### AIM OF THE TASK
Every entry below should be transcribed exactly; pictures stay out of the copy.

begin

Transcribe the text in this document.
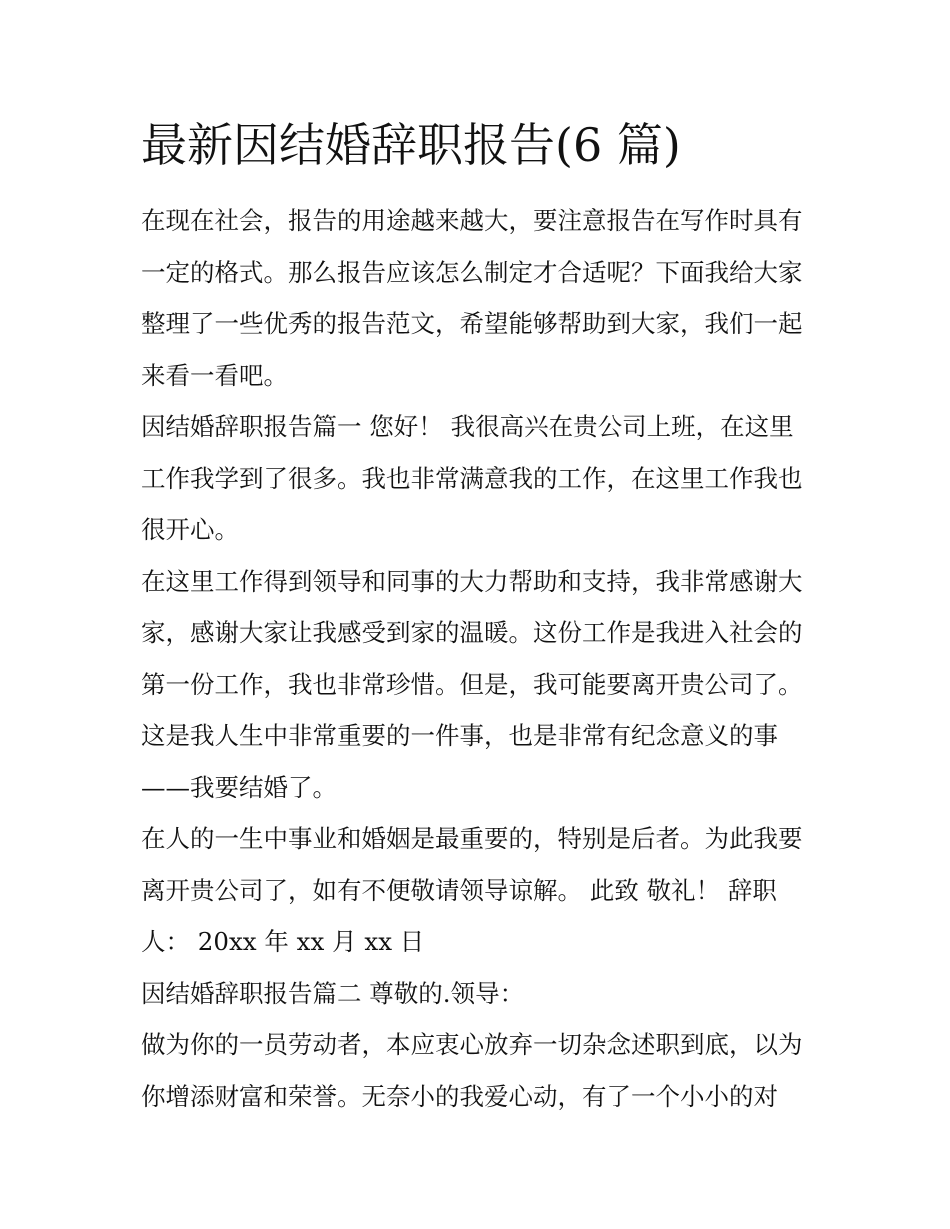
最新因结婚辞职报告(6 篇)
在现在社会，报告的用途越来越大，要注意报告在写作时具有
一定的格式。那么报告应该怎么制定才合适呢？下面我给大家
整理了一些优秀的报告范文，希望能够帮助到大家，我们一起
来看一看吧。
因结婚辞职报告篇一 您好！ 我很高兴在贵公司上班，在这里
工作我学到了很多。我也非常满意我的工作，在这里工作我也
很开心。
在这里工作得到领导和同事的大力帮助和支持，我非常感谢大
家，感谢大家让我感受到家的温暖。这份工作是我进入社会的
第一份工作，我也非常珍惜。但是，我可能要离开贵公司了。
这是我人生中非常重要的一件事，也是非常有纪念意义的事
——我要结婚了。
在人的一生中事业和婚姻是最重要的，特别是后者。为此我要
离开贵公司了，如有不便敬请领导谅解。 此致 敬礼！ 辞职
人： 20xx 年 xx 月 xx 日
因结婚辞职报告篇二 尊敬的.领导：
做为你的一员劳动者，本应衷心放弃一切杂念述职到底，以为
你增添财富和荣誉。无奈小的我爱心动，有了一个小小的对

end

### ANSWER TO THIS TASK
Transcribe the text in this document.
最新因结婚辞职报告(6 篇)
在现在社会，报告的用途越来越大，要注意报告在写作时具有
一定的格式。那么报告应该怎么制定才合适呢？下面我给大家
整理了一些优秀的报告范文，希望能够帮助到大家，我们一起
来看一看吧。
因结婚辞职报告篇一 您好！ 我很高兴在贵公司上班，在这里
工作我学到了很多。我也非常满意我的工作，在这里工作我也
很开心。
在这里工作得到领导和同事的大力帮助和支持，我非常感谢大
家，感谢大家让我感受到家的温暖。这份工作是我进入社会的
第一份工作，我也非常珍惜。但是，我可能要离开贵公司了。
这是我人生中非常重要的一件事，也是非常有纪念意义的事
——我要结婚了。
在人的一生中事业和婚姻是最重要的，特别是后者。为此我要
离开贵公司了，如有不便敬请领导谅解。 此致 敬礼！ 辞职
人： 20xx 年 xx 月 xx 日
因结婚辞职报告篇二 尊敬的.领导：
做为你的一员劳动者，本应衷心放弃一切杂念述职到底，以为
你增添财富和荣誉。无奈小的我爱心动，有了一个小小的对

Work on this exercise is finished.